▸ Written instruction:
From the data that follows, copy every line holding the string "type".

Saved entries:
▬▬▬▬▬▬▬▬▬▬
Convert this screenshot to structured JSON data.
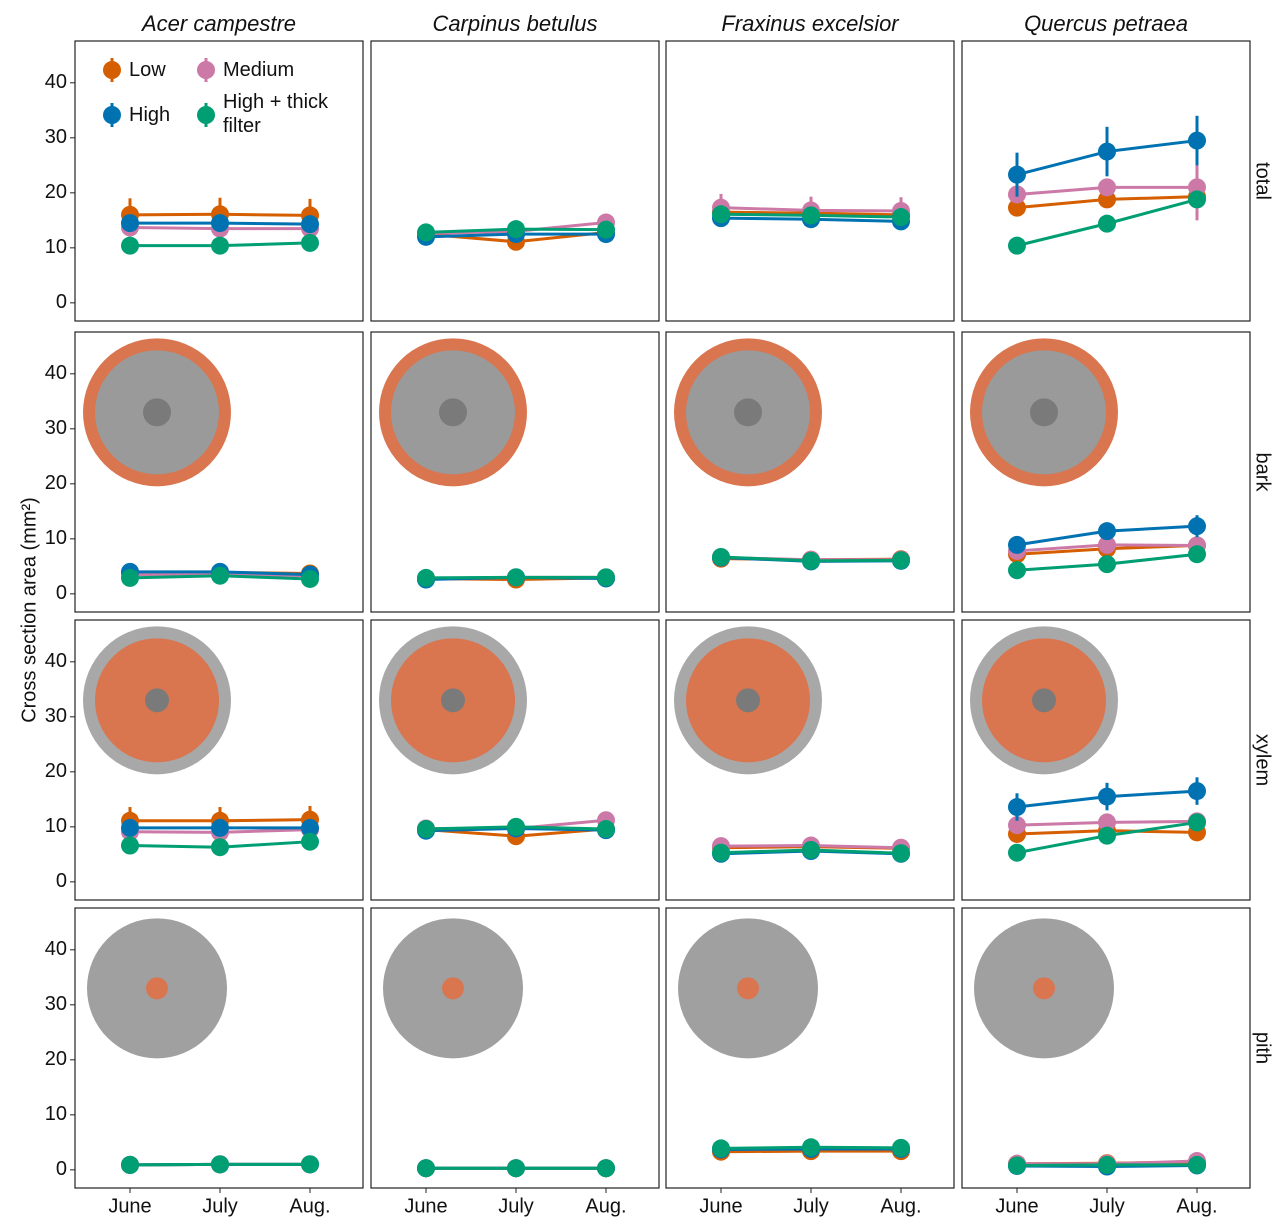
{
  "chart_data": {
    "type": "line",
    "y_label": "Cross section area (mm²)",
    "columns": [
      "Acer campestre",
      "Carpinus betulus",
      "Fraxinus excelsior",
      "Quercus petraea"
    ],
    "rows": [
      "total",
      "bark",
      "xylem",
      "pith"
    ],
    "categories": [
      "June",
      "July",
      "Aug."
    ],
    "ylim": [
      -3.3,
      47.6
    ],
    "yticks": [
      0,
      10,
      20,
      30,
      40
    ],
    "series": [
      {
        "name": "Low",
        "color": "#d55e00",
        "values": [
          [
            16,
            16.1,
            15.9
          ],
          [
            12.5,
            11.1,
            12.8
          ],
          [
            16.5,
            16.3,
            16
          ],
          [
            17.3,
            18.8,
            19.3
          ],
          [
            3.8,
            3.9,
            3.7
          ],
          [
            2.8,
            2.6,
            2.9
          ],
          [
            6.4,
            6.2,
            6.3
          ],
          [
            7.2,
            8.2,
            8.8
          ],
          [
            11.1,
            11.1,
            11.3
          ],
          [
            9.5,
            8.3,
            9.6
          ],
          [
            6.2,
            6.4,
            6.1
          ],
          [
            8.7,
            9.3,
            9
          ],
          [
            0.9,
            1,
            1
          ],
          [
            0.3,
            0.3,
            0.3
          ],
          [
            3.3,
            3.4,
            3.4
          ],
          [
            1.1,
            1.2,
            1.4
          ]
        ],
        "errors": [
          [
            3,
            3,
            3
          ],
          [
            0.8,
            1,
            0.8
          ],
          [
            0.8,
            0.8,
            0.8
          ],
          [
            1.2,
            1.2,
            1.2
          ],
          [
            0.5,
            0.5,
            0.5
          ],
          [
            0.3,
            0.3,
            0.3
          ],
          [
            0.4,
            0.4,
            0.4
          ],
          [
            0.8,
            0.8,
            0.8
          ],
          [
            2.5,
            2.5,
            2.5
          ],
          [
            0.5,
            0.8,
            0.5
          ],
          [
            0.4,
            0.4,
            0.4
          ],
          [
            0.8,
            0.8,
            0.8
          ],
          [
            0.2,
            0.2,
            0.2
          ],
          [
            0.1,
            0.1,
            0.1
          ],
          [
            0.3,
            0.3,
            0.3
          ],
          [
            0.3,
            0.3,
            0.3
          ]
        ]
      },
      {
        "name": "Medium",
        "color": "#cc79a7",
        "values": [
          [
            13.7,
            13.5,
            13.5
          ],
          [
            12.6,
            13,
            14.6
          ],
          [
            17.3,
            16.8,
            16.7
          ],
          [
            19.7,
            21,
            21
          ],
          [
            3.5,
            3.6,
            3.3
          ],
          [
            2.8,
            3,
            3
          ],
          [
            6.6,
            6.2,
            6.2
          ],
          [
            7.8,
            8.9,
            8.8
          ],
          [
            9.1,
            9,
            9.5
          ],
          [
            9.7,
            9.7,
            11.2
          ],
          [
            6.5,
            6.6,
            6.2
          ],
          [
            10.3,
            10.8,
            11
          ],
          [
            0.9,
            1,
            1
          ],
          [
            0.3,
            0.3,
            0.3
          ],
          [
            3.8,
            3.9,
            3.8
          ],
          [
            1.1,
            1.1,
            1.6
          ]
        ],
        "errors": [
          [
            1,
            1,
            1
          ],
          [
            0.6,
            0.6,
            0.8
          ],
          [
            2.5,
            2.5,
            2.5
          ],
          [
            1.5,
            1.5,
            6
          ],
          [
            0.4,
            0.4,
            0.4
          ],
          [
            0.3,
            0.3,
            0.3
          ],
          [
            0.4,
            0.4,
            0.4
          ],
          [
            0.8,
            0.8,
            0.8
          ],
          [
            1,
            1,
            1
          ],
          [
            0.5,
            0.5,
            0.8
          ],
          [
            0.4,
            0.4,
            0.4
          ],
          [
            1,
            1,
            1
          ],
          [
            0.2,
            0.2,
            0.2
          ],
          [
            0.1,
            0.1,
            0.1
          ],
          [
            0.3,
            0.3,
            0.3
          ],
          [
            0.3,
            0.3,
            0.3
          ]
        ]
      },
      {
        "name": "High",
        "color": "#0072b2",
        "values": [
          [
            14.5,
            14.5,
            14.3
          ],
          [
            12,
            12.5,
            12.5
          ],
          [
            15.4,
            15.2,
            14.8
          ],
          [
            23.3,
            27.5,
            29.5
          ],
          [
            4,
            4,
            3.5
          ],
          [
            2.6,
            3,
            2.8
          ],
          [
            6.6,
            5.9,
            6
          ],
          [
            8.9,
            11.4,
            12.3
          ],
          [
            9.8,
            9.8,
            9.8
          ],
          [
            9.3,
            9.7,
            9.4
          ],
          [
            5.1,
            5.6,
            5.1
          ],
          [
            13.6,
            15.5,
            16.5
          ],
          [
            0.9,
            1,
            1
          ],
          [
            0.3,
            0.3,
            0.3
          ],
          [
            3.7,
            3.8,
            3.8
          ],
          [
            0.7,
            0.6,
            0.8
          ]
        ],
        "errors": [
          [
            1,
            1,
            1
          ],
          [
            1,
            1,
            1.5
          ],
          [
            0.8,
            0.8,
            0.8
          ],
          [
            4,
            4.5,
            4.5
          ],
          [
            0.5,
            0.5,
            0.5
          ],
          [
            0.3,
            0.3,
            0.3
          ],
          [
            0.4,
            0.4,
            0.4
          ],
          [
            1,
            1.5,
            2
          ],
          [
            1,
            1,
            1
          ],
          [
            0.5,
            0.5,
            0.5
          ],
          [
            0.4,
            0.4,
            0.4
          ],
          [
            2.5,
            2.5,
            2.5
          ],
          [
            0.2,
            0.2,
            0.2
          ],
          [
            0.1,
            0.1,
            0.1
          ],
          [
            0.3,
            0.3,
            0.3
          ],
          [
            0.3,
            0.3,
            0.3
          ]
        ]
      },
      {
        "name": "High + thick filter",
        "color": "#009e73",
        "values": [
          [
            10.4,
            10.4,
            10.9
          ],
          [
            12.8,
            13.4,
            13.3
          ],
          [
            16.1,
            15.9,
            15.6
          ],
          [
            10.4,
            14.4,
            18.8
          ],
          [
            2.9,
            3.3,
            2.7
          ],
          [
            2.9,
            3,
            3
          ],
          [
            6.7,
            6,
            6.1
          ],
          [
            4.3,
            5.4,
            7.2
          ],
          [
            6.6,
            6.3,
            7.3
          ],
          [
            9.6,
            10,
            9.6
          ],
          [
            5.3,
            5.8,
            5.2
          ],
          [
            5.3,
            8.4,
            10.8
          ],
          [
            0.9,
            1,
            1
          ],
          [
            0.3,
            0.3,
            0.3
          ],
          [
            3.9,
            4.1,
            4
          ],
          [
            0.8,
            0.9,
            0.9
          ]
        ],
        "errors": [
          [
            0.5,
            0.5,
            0.5
          ],
          [
            0.5,
            0.5,
            0.5
          ],
          [
            0.5,
            0.5,
            0.5
          ],
          [
            0.8,
            1,
            1.5
          ],
          [
            0.3,
            0.3,
            0.3
          ],
          [
            0.3,
            0.3,
            0.3
          ],
          [
            0.4,
            0.4,
            0.4
          ],
          [
            0.5,
            0.5,
            0.5
          ],
          [
            0.5,
            0.5,
            0.5
          ],
          [
            0.5,
            0.5,
            0.5
          ],
          [
            0.4,
            0.4,
            0.4
          ],
          [
            0.6,
            0.8,
            0.8
          ],
          [
            0.2,
            0.2,
            0.2
          ],
          [
            0.1,
            0.1,
            0.1
          ],
          [
            0.3,
            0.3,
            0.3
          ],
          [
            0.3,
            0.3,
            0.3
          ]
        ]
      }
    ]
  }
}
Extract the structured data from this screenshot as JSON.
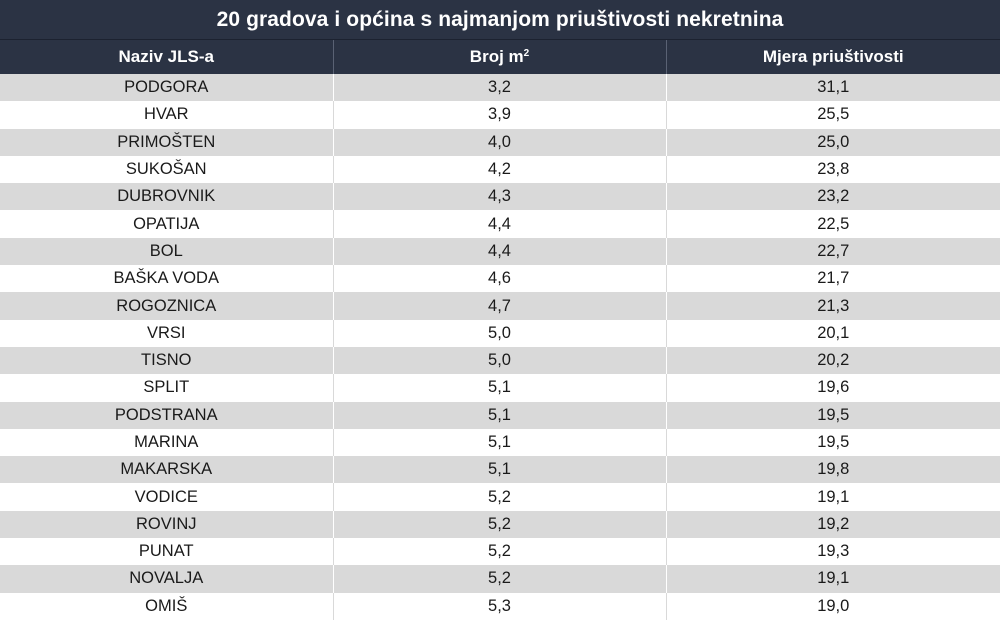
{
  "chart_data": {
    "type": "table",
    "title": "20 gradova i općina s najmanjom priuštivosti nekretnina",
    "columns": [
      "Naziv JLS-a",
      "Broj m",
      "Mjera priuštivosti"
    ],
    "column_superscripts": [
      "",
      "2",
      ""
    ],
    "rows": [
      [
        "PODGORA",
        "3,2",
        "31,1"
      ],
      [
        "HVAR",
        "3,9",
        "25,5"
      ],
      [
        "PRIMOŠTEN",
        "4,0",
        "25,0"
      ],
      [
        "SUKOŠAN",
        "4,2",
        "23,8"
      ],
      [
        "DUBROVNIK",
        "4,3",
        "23,2"
      ],
      [
        "OPATIJA",
        "4,4",
        "22,5"
      ],
      [
        "BOL",
        "4,4",
        "22,7"
      ],
      [
        "BAŠKA VODA",
        "4,6",
        "21,7"
      ],
      [
        "ROGOZNICA",
        "4,7",
        "21,3"
      ],
      [
        "VRSI",
        "5,0",
        "20,1"
      ],
      [
        "TISNO",
        "5,0",
        "20,2"
      ],
      [
        "SPLIT",
        "5,1",
        "19,6"
      ],
      [
        "PODSTRANA",
        "5,1",
        "19,5"
      ],
      [
        "MARINA",
        "5,1",
        "19,5"
      ],
      [
        "MAKARSKA",
        "5,1",
        "19,8"
      ],
      [
        "VODICE",
        "5,2",
        "19,1"
      ],
      [
        "ROVINJ",
        "5,2",
        "19,2"
      ],
      [
        "PUNAT",
        "5,2",
        "19,3"
      ],
      [
        "NOVALJA",
        "5,2",
        "19,1"
      ],
      [
        "OMIŠ",
        "5,3",
        "19,0"
      ]
    ]
  },
  "colors": {
    "header_bg": "#2b3344",
    "row_alt_bg": "#d9d9d9",
    "row_bg": "#ffffff"
  }
}
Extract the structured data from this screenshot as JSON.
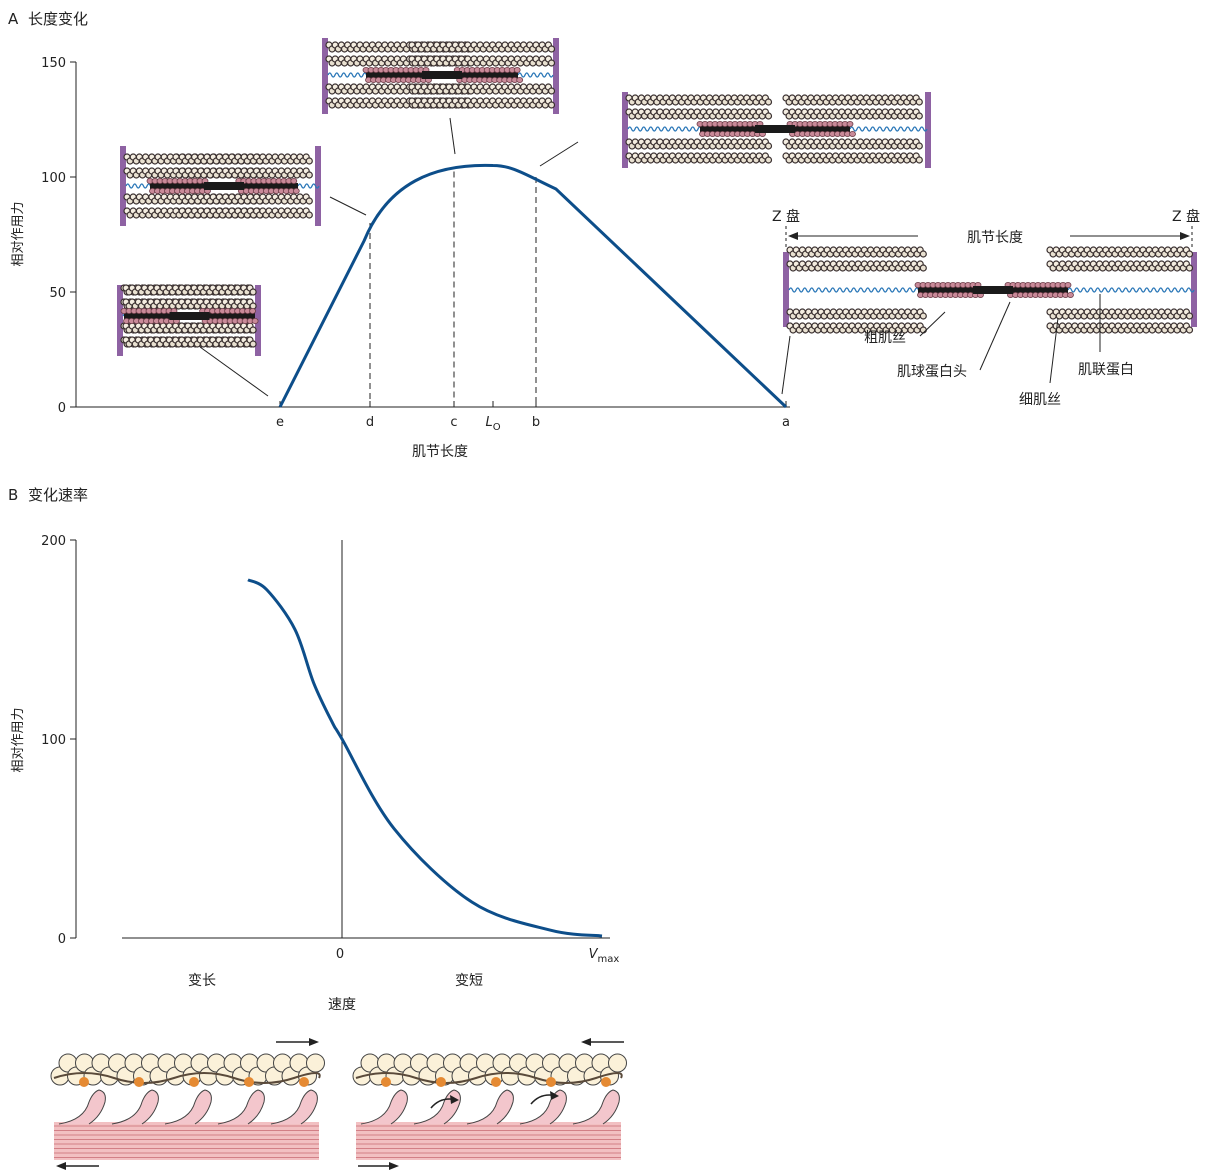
{
  "panel_a": {
    "letter": "A",
    "title": "长度变化"
  },
  "panel_b": {
    "letter": "B",
    "title": "变化速率"
  },
  "chart_data": [
    {
      "type": "line",
      "title": "长度变化",
      "xlabel": "肌节长度",
      "ylabel": "相对作用力",
      "ylim": [
        0,
        150
      ],
      "yticks": [
        "0",
        "50",
        "100",
        "150"
      ],
      "xticks": [
        {
          "key": "e",
          "label": "e"
        },
        {
          "key": "d",
          "label": "d"
        },
        {
          "key": "c",
          "label": "c"
        },
        {
          "key": "lo",
          "label": "L",
          "sub": "O"
        },
        {
          "key": "b",
          "label": "b"
        },
        {
          "key": "a",
          "label": "a"
        }
      ],
      "series": [
        {
          "x": [
            "e",
            "d",
            "c",
            "lo",
            "b",
            "a"
          ],
          "y": [
            0,
            80,
            105,
            105,
            100,
            0
          ]
        }
      ],
      "color": "#0d4e8a"
    },
    {
      "type": "line",
      "title": "变化速率",
      "xlabel": "速度",
      "ylabel": "相对作用力",
      "ylim": [
        0,
        200
      ],
      "yticks": [
        "0",
        "100",
        "200"
      ],
      "xticks": [
        {
          "key": "zero",
          "label": "0"
        },
        {
          "key": "vmax",
          "label": "V",
          "sub": "max"
        }
      ],
      "region_labels": {
        "left": "变长",
        "right": "变短"
      },
      "series": [
        {
          "x": [
            -1,
            -0.8,
            -0.5,
            -0.3,
            -0.1,
            0,
            0.2,
            0.5,
            0.8,
            1
          ],
          "y": [
            180,
            175,
            155,
            128,
            108,
            100,
            55,
            18,
            4,
            1
          ]
        }
      ],
      "color": "#0d4e8a"
    }
  ],
  "sarcomere_labels": {
    "z_disk_left": "Z 盘",
    "z_disk_right": "Z 盘",
    "length": "肌节长度",
    "thick": "粗肌丝",
    "myosin_head": "肌球蛋白头",
    "titin": "肌联蛋白",
    "thin": "细肌丝"
  },
  "colors": {
    "curve": "#0d4e8a",
    "z_disk": "#8e62a3",
    "actin": "#3a3030",
    "myosin": "#1a1a1a",
    "myosin_head": "#c98a99",
    "titin": "#2c78b8"
  }
}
▬▬▬▬▬▬▬▬▬▬
▸ Full answer:
    "type": "line",
    "type": "table",
      "type": "line",
      "type": "line",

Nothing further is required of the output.